*Requirement*. Write out the listing below exactly, and omit any images you find in it.

*Dataset rows about figures*.
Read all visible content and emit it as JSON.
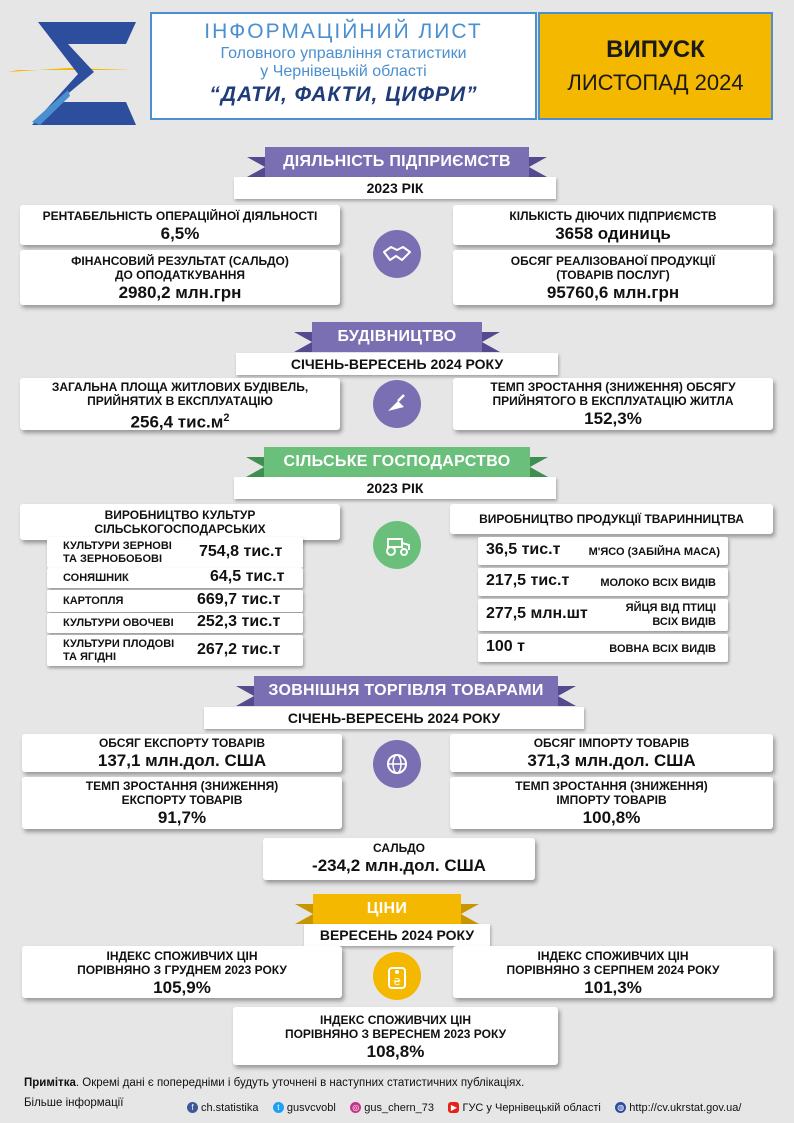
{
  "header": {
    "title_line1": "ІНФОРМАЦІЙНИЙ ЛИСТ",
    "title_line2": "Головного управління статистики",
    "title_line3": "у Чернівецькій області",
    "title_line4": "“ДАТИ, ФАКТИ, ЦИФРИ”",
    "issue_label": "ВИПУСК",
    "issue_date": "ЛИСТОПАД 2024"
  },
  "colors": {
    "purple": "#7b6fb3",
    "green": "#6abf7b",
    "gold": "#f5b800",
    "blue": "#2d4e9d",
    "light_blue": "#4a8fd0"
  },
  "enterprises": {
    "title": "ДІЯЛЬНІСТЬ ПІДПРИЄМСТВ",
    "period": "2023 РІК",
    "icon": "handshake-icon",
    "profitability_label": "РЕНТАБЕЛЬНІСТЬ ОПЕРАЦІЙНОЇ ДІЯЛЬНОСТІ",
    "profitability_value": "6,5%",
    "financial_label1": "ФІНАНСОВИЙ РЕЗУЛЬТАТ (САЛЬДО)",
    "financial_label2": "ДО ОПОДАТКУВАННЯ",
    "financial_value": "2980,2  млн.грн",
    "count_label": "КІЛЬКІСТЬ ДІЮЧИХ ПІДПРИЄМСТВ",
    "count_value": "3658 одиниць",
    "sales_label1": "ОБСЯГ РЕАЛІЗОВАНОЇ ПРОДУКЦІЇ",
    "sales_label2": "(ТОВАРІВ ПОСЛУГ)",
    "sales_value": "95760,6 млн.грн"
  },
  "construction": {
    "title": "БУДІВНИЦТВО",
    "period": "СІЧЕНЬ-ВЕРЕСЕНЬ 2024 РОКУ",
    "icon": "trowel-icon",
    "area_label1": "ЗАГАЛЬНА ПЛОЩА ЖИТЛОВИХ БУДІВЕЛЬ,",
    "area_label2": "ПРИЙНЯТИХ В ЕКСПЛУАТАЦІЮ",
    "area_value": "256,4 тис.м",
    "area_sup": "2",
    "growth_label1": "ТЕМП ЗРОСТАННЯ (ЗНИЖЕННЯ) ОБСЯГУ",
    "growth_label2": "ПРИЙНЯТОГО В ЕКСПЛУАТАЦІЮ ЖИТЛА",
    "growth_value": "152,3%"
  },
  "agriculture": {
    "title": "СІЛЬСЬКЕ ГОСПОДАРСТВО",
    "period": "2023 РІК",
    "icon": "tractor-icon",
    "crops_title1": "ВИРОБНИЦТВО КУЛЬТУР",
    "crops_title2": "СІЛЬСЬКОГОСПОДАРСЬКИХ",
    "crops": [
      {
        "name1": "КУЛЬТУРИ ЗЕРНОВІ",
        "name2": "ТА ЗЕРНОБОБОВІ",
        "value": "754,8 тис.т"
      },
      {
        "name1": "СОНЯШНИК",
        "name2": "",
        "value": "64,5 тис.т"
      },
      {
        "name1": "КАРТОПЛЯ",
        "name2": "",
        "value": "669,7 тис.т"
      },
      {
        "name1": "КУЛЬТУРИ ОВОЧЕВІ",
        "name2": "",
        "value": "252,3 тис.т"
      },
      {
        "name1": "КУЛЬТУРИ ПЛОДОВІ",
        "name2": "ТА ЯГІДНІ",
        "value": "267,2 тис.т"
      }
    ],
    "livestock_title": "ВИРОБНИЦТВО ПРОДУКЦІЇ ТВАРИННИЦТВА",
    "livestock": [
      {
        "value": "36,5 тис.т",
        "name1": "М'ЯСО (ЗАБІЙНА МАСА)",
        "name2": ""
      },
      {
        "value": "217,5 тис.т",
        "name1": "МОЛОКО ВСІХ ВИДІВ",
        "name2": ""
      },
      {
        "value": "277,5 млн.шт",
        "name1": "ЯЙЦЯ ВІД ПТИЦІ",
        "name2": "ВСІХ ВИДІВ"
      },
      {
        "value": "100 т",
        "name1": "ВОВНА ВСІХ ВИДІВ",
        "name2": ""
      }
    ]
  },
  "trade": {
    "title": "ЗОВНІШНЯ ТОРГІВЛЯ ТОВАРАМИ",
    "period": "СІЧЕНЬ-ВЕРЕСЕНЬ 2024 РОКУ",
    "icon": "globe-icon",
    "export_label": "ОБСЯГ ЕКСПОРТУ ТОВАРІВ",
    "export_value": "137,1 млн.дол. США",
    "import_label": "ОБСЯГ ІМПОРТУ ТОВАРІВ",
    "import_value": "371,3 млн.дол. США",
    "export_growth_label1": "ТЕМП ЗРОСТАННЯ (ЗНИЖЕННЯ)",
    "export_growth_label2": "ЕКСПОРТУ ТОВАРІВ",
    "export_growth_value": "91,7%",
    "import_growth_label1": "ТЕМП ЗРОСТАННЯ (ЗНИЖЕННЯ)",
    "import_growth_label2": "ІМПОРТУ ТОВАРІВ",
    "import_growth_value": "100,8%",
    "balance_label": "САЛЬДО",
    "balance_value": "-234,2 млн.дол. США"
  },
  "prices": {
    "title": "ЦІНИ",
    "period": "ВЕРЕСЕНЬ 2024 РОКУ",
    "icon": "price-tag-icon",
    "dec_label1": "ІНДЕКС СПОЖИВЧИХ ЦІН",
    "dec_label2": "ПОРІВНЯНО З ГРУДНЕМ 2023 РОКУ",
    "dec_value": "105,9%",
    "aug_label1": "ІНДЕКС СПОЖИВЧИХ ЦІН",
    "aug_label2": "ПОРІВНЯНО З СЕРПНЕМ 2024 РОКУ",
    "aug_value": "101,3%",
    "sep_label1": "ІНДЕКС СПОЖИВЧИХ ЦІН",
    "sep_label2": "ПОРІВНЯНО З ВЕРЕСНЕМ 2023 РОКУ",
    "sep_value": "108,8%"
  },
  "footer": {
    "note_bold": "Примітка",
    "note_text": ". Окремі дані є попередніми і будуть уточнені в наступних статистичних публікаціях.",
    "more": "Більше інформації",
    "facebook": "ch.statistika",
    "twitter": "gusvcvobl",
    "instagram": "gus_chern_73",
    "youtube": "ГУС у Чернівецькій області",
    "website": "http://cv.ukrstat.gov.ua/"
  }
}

*Solution to this exercise*.
Read all visible content and emit it as JSON.
{
  "header": {
    "title_line1": "ІНФОРМАЦІЙНИЙ ЛИСТ",
    "title_line2": "Головного управління статистики",
    "title_line3": "у Чернівецькій області",
    "title_line4": "“ДАТИ, ФАКТИ, ЦИФРИ”",
    "issue_label": "ВИПУСК",
    "issue_date": "ЛИСТОПАД 2024"
  },
  "colors": {
    "purple": "#7b6fb3",
    "green": "#6abf7b",
    "gold": "#f5b800",
    "blue": "#2d4e9d",
    "light_blue": "#4a8fd0"
  },
  "enterprises": {
    "title": "ДІЯЛЬНІСТЬ ПІДПРИЄМСТВ",
    "period": "2023 РІК",
    "icon": "handshake-icon",
    "profitability_label": "РЕНТАБЕЛЬНІСТЬ ОПЕРАЦІЙНОЇ ДІЯЛЬНОСТІ",
    "profitability_value": "6,5%",
    "financial_label1": "ФІНАНСОВИЙ РЕЗУЛЬТАТ (САЛЬДО)",
    "financial_label2": "ДО ОПОДАТКУВАННЯ",
    "financial_value": "2980,2  млн.грн",
    "count_label": "КІЛЬКІСТЬ ДІЮЧИХ ПІДПРИЄМСТВ",
    "count_value": "3658 одиниць",
    "sales_label1": "ОБСЯГ РЕАЛІЗОВАНОЇ ПРОДУКЦІЇ",
    "sales_label2": "(ТОВАРІВ ПОСЛУГ)",
    "sales_value": "95760,6 млн.грн"
  },
  "construction": {
    "title": "БУДІВНИЦТВО",
    "period": "СІЧЕНЬ-ВЕРЕСЕНЬ 2024 РОКУ",
    "icon": "trowel-icon",
    "area_label1": "ЗАГАЛЬНА ПЛОЩА ЖИТЛОВИХ БУДІВЕЛЬ,",
    "area_label2": "ПРИЙНЯТИХ В ЕКСПЛУАТАЦІЮ",
    "area_value": "256,4 тис.м",
    "area_sup": "2",
    "growth_label1": "ТЕМП ЗРОСТАННЯ (ЗНИЖЕННЯ) ОБСЯГУ",
    "growth_label2": "ПРИЙНЯТОГО В ЕКСПЛУАТАЦІЮ ЖИТЛА",
    "growth_value": "152,3%"
  },
  "agriculture": {
    "title": "СІЛЬСЬКЕ ГОСПОДАРСТВО",
    "period": "2023 РІК",
    "icon": "tractor-icon",
    "crops_title1": "ВИРОБНИЦТВО КУЛЬТУР",
    "crops_title2": "СІЛЬСЬКОГОСПОДАРСЬКИХ",
    "crops": [
      {
        "name1": "КУЛЬТУРИ ЗЕРНОВІ",
        "name2": "ТА ЗЕРНОБОБОВІ",
        "value": "754,8 тис.т"
      },
      {
        "name1": "СОНЯШНИК",
        "name2": "",
        "value": "64,5 тис.т"
      },
      {
        "name1": "КАРТОПЛЯ",
        "name2": "",
        "value": "669,7 тис.т"
      },
      {
        "name1": "КУЛЬТУРИ ОВОЧЕВІ",
        "name2": "",
        "value": "252,3 тис.т"
      },
      {
        "name1": "КУЛЬТУРИ ПЛОДОВІ",
        "name2": "ТА ЯГІДНІ",
        "value": "267,2 тис.т"
      }
    ],
    "livestock_title": "ВИРОБНИЦТВО ПРОДУКЦІЇ ТВАРИННИЦТВА",
    "livestock": [
      {
        "value": "36,5 тис.т",
        "name1": "М'ЯСО (ЗАБІЙНА МАСА)",
        "name2": ""
      },
      {
        "value": "217,5 тис.т",
        "name1": "МОЛОКО ВСІХ ВИДІВ",
        "name2": ""
      },
      {
        "value": "277,5 млн.шт",
        "name1": "ЯЙЦЯ ВІД ПТИЦІ",
        "name2": "ВСІХ ВИДІВ"
      },
      {
        "value": "100 т",
        "name1": "ВОВНА ВСІХ ВИДІВ",
        "name2": ""
      }
    ]
  },
  "trade": {
    "title": "ЗОВНІШНЯ ТОРГІВЛЯ ТОВАРАМИ",
    "period": "СІЧЕНЬ-ВЕРЕСЕНЬ 2024 РОКУ",
    "icon": "globe-icon",
    "export_label": "ОБСЯГ ЕКСПОРТУ ТОВАРІВ",
    "export_value": "137,1 млн.дол. США",
    "import_label": "ОБСЯГ ІМПОРТУ ТОВАРІВ",
    "import_value": "371,3 млн.дол. США",
    "export_growth_label1": "ТЕМП ЗРОСТАННЯ (ЗНИЖЕННЯ)",
    "export_growth_label2": "ЕКСПОРТУ ТОВАРІВ",
    "export_growth_value": "91,7%",
    "import_growth_label1": "ТЕМП ЗРОСТАННЯ (ЗНИЖЕННЯ)",
    "import_growth_label2": "ІМПОРТУ ТОВАРІВ",
    "import_growth_value": "100,8%",
    "balance_label": "САЛЬДО",
    "balance_value": "-234,2 млн.дол. США"
  },
  "prices": {
    "title": "ЦІНИ",
    "period": "ВЕРЕСЕНЬ 2024 РОКУ",
    "icon": "price-tag-icon",
    "dec_label1": "ІНДЕКС СПОЖИВЧИХ ЦІН",
    "dec_label2": "ПОРІВНЯНО З ГРУДНЕМ 2023 РОКУ",
    "dec_value": "105,9%",
    "aug_label1": "ІНДЕКС СПОЖИВЧИХ ЦІН",
    "aug_label2": "ПОРІВНЯНО З СЕРПНЕМ 2024 РОКУ",
    "aug_value": "101,3%",
    "sep_label1": "ІНДЕКС СПОЖИВЧИХ ЦІН",
    "sep_label2": "ПОРІВНЯНО З ВЕРЕСНЕМ 2023 РОКУ",
    "sep_value": "108,8%"
  },
  "footer": {
    "note_bold": "Примітка",
    "note_text": ". Окремі дані є попередніми і будуть уточнені в наступних статистичних публікаціях.",
    "more": "Більше інформації",
    "facebook": "ch.statistika",
    "twitter": "gusvcvobl",
    "instagram": "gus_chern_73",
    "youtube": "ГУС у Чернівецькій області",
    "website": "http://cv.ukrstat.gov.ua/"
  }
}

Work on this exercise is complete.